A block of data

★ ★ ★

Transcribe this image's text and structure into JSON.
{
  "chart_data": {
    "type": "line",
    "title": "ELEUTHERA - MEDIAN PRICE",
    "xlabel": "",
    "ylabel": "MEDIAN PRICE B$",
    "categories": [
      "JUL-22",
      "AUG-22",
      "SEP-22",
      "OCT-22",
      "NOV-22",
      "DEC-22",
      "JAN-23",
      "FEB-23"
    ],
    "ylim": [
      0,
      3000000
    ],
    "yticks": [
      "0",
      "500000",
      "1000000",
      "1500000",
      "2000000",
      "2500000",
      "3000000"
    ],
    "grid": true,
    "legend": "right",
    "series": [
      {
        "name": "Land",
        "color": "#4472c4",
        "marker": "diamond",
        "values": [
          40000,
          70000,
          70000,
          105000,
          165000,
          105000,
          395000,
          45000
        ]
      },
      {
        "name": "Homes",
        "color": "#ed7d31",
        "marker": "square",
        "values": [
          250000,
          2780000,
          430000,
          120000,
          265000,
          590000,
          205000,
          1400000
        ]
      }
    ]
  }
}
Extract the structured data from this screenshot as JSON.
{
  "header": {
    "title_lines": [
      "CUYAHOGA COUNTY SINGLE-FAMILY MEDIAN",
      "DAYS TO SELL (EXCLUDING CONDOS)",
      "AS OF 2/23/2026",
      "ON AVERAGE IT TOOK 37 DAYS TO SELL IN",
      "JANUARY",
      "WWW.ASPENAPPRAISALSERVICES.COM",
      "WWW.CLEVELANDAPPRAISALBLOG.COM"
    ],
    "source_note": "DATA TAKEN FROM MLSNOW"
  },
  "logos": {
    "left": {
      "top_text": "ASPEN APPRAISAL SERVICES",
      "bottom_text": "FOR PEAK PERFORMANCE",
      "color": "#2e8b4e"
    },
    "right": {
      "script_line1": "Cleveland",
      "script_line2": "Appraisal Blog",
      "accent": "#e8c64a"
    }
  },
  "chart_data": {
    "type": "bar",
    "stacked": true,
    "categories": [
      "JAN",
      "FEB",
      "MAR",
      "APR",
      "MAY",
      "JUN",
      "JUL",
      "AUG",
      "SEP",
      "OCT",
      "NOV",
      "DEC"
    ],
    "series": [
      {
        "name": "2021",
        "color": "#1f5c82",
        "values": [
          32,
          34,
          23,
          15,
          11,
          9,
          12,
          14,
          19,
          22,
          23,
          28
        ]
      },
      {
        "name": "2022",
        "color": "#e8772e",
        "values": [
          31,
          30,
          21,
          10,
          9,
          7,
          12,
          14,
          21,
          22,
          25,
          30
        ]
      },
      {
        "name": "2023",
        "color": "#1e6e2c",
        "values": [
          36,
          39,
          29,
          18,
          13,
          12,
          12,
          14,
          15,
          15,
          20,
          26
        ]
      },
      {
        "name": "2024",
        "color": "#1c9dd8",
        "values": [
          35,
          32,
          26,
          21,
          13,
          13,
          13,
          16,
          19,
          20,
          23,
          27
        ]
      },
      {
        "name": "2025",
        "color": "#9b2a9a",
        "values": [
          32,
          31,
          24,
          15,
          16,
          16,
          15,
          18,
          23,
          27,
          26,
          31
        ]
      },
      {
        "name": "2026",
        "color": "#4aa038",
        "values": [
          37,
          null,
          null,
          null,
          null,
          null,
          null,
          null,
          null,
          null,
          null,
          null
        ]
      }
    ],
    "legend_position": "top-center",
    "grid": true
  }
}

★ ★ ★

● GOAL
From the listing, copy each line containing the word "this".

● WRITTEN ANSWER
Transcribe this image's text and structure into JSON.
Extract the structured data from this screenshot as JSON.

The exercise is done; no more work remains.